Copy out every line exactly as given.
* begin Provided records *
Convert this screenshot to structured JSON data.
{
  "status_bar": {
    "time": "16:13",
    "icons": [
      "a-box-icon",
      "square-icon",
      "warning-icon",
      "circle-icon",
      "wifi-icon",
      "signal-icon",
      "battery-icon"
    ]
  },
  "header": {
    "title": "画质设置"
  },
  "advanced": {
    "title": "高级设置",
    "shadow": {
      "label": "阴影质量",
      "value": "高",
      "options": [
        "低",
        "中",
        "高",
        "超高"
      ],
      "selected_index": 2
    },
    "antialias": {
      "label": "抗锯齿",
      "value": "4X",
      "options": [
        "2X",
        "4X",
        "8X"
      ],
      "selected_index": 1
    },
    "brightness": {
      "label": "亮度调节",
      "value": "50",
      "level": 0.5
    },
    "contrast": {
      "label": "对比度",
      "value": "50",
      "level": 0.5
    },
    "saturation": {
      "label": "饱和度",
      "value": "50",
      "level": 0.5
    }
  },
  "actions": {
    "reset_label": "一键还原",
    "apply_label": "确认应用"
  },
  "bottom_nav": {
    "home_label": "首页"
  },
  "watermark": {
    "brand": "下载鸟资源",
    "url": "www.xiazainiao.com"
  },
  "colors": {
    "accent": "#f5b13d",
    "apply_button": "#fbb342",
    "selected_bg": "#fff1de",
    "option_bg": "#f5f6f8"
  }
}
* end Provided records *
• Task solution:
Convert this screenshot to structured JSON data.
{
  "status_bar": {
    "time": "16:13",
    "icons": [
      "a-box-icon",
      "square-icon",
      "warning-icon",
      "circle-icon",
      "wifi-icon",
      "signal-icon",
      "battery-icon"
    ]
  },
  "header": {
    "title": "画质设置"
  },
  "advanced": {
    "title": "高级设置",
    "shadow": {
      "label": "阴影质量",
      "value": "高",
      "options": [
        "低",
        "中",
        "高",
        "超高"
      ],
      "selected_index": 2
    },
    "antialias": {
      "label": "抗锯齿",
      "value": "4X",
      "options": [
        "2X",
        "4X",
        "8X"
      ],
      "selected_index": 1
    },
    "brightness": {
      "label": "亮度调节",
      "value": "50",
      "level": 0.5
    },
    "contrast": {
      "label": "对比度",
      "value": "50",
      "level": 0.5
    },
    "saturation": {
      "label": "饱和度",
      "value": "50",
      "level": 0.5
    }
  },
  "actions": {
    "reset_label": "一键还原",
    "apply_label": "确认应用"
  },
  "bottom_nav": {
    "home_label": "首页"
  },
  "watermark": {
    "brand": "下载鸟资源",
    "url": "www.xiazainiao.com"
  },
  "colors": {
    "accent": "#f5b13d",
    "apply_button": "#fbb342",
    "selected_bg": "#fff1de",
    "option_bg": "#f5f6f8"
  }
}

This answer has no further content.